** start RECORDS FOR PROCESSING **

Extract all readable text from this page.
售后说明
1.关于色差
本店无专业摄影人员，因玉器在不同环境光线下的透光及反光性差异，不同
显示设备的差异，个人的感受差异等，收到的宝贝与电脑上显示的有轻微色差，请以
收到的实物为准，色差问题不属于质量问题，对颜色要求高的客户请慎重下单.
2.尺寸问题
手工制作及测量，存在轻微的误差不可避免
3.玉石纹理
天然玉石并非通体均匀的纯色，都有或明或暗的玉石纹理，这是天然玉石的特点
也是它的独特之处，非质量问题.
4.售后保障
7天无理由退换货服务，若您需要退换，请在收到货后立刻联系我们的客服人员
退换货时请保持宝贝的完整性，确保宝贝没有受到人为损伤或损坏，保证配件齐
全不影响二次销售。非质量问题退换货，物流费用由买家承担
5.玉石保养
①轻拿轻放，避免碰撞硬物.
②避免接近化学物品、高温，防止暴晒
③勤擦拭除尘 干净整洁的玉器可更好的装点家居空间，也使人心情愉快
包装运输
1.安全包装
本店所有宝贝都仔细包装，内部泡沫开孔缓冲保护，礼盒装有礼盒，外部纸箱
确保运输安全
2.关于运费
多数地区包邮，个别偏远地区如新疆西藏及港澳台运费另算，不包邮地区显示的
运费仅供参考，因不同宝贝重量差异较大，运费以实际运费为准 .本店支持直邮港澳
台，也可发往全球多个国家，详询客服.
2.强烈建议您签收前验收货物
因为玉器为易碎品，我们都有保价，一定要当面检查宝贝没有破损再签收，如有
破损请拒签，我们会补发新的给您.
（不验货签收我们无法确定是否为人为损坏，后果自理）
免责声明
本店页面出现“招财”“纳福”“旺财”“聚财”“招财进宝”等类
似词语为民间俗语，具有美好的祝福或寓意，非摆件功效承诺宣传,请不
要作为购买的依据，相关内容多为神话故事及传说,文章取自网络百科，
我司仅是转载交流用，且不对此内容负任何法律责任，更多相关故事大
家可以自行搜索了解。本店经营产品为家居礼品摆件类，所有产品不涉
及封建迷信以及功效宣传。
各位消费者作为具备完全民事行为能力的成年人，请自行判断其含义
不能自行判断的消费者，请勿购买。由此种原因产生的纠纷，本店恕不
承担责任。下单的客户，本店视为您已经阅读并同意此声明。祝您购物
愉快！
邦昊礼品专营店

** end RECORDS FOR PROCESSING **

- _DIRECTIVE_:
Extract, word for word, each line of the listing above.

- _ANSWER TO THE TASK_:
Extract all readable text from this page.
售后说明
1.关于色差
本店无专业摄影人员，因玉器在不同环境光线下的透光及反光性差异，不同
显示设备的差异，个人的感受差异等，收到的宝贝与电脑上显示的有轻微色差，请以
收到的实物为准，色差问题不属于质量问题，对颜色要求高的客户请慎重下单.
2.尺寸问题
手工制作及测量，存在轻微的误差不可避免
3.玉石纹理
天然玉石并非通体均匀的纯色，都有或明或暗的玉石纹理，这是天然玉石的特点
也是它的独特之处，非质量问题.
4.售后保障
7天无理由退换货服务，若您需要退换，请在收到货后立刻联系我们的客服人员
退换货时请保持宝贝的完整性，确保宝贝没有受到人为损伤或损坏，保证配件齐
全不影响二次销售。非质量问题退换货，物流费用由买家承担
5.玉石保养
①轻拿轻放，避免碰撞硬物.
②避免接近化学物品、高温，防止暴晒
③勤擦拭除尘 干净整洁的玉器可更好的装点家居空间，也使人心情愉快
包装运输
1.安全包装
本店所有宝贝都仔细包装，内部泡沫开孔缓冲保护，礼盒装有礼盒，外部纸箱
确保运输安全
2.关于运费
多数地区包邮，个别偏远地区如新疆西藏及港澳台运费另算，不包邮地区显示的
运费仅供参考，因不同宝贝重量差异较大，运费以实际运费为准 .本店支持直邮港澳
台，也可发往全球多个国家，详询客服.
2.强烈建议您签收前验收货物
因为玉器为易碎品，我们都有保价，一定要当面检查宝贝没有破损再签收，如有
破损请拒签，我们会补发新的给您.
（不验货签收我们无法确定是否为人为损坏，后果自理）
免责声明
本店页面出现“招财”“纳福”“旺财”“聚财”“招财进宝”等类
似词语为民间俗语，具有美好的祝福或寓意，非摆件功效承诺宣传,请不
要作为购买的依据，相关内容多为神话故事及传说,文章取自网络百科，
我司仅是转载交流用，且不对此内容负任何法律责任，更多相关故事大
家可以自行搜索了解。本店经营产品为家居礼品摆件类，所有产品不涉
及封建迷信以及功效宣传。
各位消费者作为具备完全民事行为能力的成年人，请自行判断其含义
不能自行判断的消费者，请勿购买。由此种原因产生的纠纷，本店恕不
承担责任。下单的客户，本店视为您已经阅读并同意此声明。祝您购物
愉快！
邦昊礼品专营店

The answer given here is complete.